=== GIVEN REQUEST ===
Scan each line of the records for the word "color" and extract the ones that have it.

(Source records)
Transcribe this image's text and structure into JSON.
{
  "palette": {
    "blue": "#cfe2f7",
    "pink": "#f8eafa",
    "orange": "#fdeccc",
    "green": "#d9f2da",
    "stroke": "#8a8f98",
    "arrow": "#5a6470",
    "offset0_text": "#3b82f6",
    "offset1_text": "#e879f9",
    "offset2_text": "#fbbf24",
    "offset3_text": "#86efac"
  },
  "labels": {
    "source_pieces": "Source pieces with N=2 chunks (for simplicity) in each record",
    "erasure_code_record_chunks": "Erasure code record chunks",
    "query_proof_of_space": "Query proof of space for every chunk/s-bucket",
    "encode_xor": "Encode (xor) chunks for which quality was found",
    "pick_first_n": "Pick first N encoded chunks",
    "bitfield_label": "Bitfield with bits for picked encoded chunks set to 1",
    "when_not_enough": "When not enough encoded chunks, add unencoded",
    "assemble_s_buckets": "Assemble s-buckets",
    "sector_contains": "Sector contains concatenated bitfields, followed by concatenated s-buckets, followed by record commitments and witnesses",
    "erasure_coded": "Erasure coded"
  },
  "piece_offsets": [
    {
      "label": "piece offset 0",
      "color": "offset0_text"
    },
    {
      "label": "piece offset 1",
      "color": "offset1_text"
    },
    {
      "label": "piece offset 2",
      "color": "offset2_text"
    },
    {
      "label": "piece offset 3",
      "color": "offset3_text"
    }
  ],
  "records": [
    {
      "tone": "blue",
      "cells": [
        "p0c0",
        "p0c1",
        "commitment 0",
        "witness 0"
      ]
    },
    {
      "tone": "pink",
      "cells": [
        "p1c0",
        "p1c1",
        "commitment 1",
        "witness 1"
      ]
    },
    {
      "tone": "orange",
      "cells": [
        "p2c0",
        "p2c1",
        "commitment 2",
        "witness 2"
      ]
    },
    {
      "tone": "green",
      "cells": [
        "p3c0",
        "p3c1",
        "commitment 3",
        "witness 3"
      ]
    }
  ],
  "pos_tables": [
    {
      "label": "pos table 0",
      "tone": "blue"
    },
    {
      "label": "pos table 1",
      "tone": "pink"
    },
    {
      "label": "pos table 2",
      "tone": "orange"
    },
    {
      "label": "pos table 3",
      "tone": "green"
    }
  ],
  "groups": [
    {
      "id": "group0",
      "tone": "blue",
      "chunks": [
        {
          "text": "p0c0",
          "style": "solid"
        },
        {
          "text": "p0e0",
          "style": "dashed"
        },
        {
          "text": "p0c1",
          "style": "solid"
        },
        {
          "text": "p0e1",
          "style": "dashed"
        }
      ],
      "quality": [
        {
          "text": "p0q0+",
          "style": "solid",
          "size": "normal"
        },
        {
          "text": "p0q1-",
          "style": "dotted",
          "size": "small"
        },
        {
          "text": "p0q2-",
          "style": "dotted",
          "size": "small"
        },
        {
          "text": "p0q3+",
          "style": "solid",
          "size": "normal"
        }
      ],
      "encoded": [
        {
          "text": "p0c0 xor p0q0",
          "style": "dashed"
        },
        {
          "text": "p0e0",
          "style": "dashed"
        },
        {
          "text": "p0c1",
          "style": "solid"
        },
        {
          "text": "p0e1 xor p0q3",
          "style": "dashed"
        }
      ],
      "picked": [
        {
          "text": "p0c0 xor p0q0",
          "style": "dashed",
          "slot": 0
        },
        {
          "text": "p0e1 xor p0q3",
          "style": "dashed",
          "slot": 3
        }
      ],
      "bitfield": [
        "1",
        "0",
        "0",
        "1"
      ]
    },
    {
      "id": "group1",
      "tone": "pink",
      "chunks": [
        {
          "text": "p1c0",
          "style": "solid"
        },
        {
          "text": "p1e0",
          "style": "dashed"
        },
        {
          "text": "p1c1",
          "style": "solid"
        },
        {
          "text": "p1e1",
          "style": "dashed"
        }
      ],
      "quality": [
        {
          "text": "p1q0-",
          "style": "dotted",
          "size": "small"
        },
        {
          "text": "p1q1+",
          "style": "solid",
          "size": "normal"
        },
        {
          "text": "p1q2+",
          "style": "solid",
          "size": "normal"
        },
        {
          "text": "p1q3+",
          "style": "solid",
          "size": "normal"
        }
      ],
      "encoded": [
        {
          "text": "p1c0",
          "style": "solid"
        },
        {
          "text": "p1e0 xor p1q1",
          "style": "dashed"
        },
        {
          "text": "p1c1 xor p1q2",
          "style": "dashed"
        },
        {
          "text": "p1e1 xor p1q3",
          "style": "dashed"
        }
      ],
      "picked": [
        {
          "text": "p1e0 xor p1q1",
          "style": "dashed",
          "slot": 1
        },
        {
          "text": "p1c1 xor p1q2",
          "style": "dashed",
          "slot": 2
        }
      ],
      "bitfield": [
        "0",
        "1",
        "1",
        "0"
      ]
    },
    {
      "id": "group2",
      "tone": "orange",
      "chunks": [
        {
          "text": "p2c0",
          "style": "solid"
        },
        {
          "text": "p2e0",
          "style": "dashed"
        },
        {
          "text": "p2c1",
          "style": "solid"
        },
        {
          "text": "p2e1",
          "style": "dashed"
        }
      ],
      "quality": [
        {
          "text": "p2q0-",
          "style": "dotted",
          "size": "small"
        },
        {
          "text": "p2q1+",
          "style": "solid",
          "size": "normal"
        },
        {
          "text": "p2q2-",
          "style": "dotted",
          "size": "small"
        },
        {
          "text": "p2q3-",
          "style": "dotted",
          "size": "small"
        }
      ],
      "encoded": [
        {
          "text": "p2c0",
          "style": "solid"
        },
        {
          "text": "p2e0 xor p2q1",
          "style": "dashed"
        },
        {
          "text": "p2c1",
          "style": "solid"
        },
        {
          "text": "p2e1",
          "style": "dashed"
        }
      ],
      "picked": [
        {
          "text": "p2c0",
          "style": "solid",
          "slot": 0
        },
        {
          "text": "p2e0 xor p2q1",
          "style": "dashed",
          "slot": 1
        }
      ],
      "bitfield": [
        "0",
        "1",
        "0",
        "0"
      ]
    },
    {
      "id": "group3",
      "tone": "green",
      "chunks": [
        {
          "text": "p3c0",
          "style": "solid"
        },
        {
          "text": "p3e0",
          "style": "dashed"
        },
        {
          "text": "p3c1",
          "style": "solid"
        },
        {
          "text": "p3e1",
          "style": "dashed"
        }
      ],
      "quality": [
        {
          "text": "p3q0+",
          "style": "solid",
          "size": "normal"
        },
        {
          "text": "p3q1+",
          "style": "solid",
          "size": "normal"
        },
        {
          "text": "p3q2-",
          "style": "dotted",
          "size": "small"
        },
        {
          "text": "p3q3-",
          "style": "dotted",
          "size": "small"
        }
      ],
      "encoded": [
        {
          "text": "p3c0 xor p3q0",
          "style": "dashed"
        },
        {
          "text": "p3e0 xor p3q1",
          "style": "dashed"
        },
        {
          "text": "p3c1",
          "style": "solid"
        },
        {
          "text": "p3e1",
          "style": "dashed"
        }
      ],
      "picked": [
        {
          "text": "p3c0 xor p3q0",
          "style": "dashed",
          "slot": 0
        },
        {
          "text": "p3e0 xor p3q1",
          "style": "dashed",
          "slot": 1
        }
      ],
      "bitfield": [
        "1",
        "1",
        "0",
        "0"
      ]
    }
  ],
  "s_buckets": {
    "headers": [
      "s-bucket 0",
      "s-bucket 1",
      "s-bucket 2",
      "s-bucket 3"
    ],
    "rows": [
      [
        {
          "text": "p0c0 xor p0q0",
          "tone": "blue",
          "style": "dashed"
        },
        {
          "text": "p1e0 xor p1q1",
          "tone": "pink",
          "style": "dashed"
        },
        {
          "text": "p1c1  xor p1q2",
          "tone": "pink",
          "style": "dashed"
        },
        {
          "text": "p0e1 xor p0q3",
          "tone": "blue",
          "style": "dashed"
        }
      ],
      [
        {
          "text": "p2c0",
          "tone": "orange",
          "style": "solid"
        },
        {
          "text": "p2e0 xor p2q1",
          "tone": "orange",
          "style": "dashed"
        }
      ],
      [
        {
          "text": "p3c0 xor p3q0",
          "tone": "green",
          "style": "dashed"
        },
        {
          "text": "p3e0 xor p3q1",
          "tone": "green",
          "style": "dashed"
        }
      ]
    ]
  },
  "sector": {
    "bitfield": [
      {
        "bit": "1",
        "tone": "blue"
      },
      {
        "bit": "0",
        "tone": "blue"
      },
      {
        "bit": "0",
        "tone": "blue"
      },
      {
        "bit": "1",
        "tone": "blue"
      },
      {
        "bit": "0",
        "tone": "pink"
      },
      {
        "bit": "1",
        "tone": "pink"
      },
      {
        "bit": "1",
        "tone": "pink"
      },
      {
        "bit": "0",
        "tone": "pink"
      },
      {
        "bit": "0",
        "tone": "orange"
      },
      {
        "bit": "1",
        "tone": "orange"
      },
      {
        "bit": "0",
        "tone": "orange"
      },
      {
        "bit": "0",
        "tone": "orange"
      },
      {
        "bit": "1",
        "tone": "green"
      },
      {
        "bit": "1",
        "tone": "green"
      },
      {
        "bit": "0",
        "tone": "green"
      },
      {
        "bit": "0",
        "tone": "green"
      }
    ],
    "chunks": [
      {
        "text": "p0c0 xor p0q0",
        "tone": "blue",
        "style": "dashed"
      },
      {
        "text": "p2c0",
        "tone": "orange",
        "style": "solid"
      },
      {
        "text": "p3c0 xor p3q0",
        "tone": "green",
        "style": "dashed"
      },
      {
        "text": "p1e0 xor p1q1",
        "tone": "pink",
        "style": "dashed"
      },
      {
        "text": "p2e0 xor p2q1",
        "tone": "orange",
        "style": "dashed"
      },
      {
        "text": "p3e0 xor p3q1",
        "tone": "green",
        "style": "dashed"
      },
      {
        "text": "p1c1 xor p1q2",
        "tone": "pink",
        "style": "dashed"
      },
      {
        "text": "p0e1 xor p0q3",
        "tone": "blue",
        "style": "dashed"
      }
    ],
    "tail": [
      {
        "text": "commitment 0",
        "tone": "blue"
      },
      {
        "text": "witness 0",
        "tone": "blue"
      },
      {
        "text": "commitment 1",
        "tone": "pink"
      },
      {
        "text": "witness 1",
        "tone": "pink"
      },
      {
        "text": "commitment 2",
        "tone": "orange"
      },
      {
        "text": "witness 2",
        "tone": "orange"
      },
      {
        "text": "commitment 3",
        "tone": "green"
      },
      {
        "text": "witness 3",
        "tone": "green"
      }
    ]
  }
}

=== SOLUTION TO THIS PROBLEM ===
      "color": "offset0_text"
      "color": "offset1_text"
      "color": "offset2_text"
      "color": "offset3_text"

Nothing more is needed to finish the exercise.